Prompt ->
Go through the entries and say how many lines contain the string "lambda". The number is the whole answer.

The data ->
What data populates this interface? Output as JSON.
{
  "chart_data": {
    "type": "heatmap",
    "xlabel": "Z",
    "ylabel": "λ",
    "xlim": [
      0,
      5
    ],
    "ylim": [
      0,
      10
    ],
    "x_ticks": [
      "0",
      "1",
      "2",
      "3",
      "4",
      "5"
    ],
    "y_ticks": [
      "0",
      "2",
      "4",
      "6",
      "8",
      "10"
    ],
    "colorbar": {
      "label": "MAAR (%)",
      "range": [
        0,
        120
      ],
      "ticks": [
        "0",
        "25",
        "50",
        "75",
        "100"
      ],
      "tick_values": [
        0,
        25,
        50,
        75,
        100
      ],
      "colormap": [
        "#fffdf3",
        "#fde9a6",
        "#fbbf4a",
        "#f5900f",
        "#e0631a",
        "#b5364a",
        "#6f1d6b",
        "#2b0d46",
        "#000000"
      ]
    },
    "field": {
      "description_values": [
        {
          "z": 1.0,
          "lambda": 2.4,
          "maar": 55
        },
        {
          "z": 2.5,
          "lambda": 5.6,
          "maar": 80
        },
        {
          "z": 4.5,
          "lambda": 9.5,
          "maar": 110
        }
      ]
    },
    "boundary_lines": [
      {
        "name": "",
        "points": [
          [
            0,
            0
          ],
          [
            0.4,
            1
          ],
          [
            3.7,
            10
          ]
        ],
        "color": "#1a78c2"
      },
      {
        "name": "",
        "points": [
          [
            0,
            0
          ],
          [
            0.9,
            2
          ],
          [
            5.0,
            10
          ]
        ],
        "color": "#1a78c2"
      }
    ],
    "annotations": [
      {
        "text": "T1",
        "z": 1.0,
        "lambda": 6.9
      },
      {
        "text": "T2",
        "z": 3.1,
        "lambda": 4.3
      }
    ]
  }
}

Complete response ->
5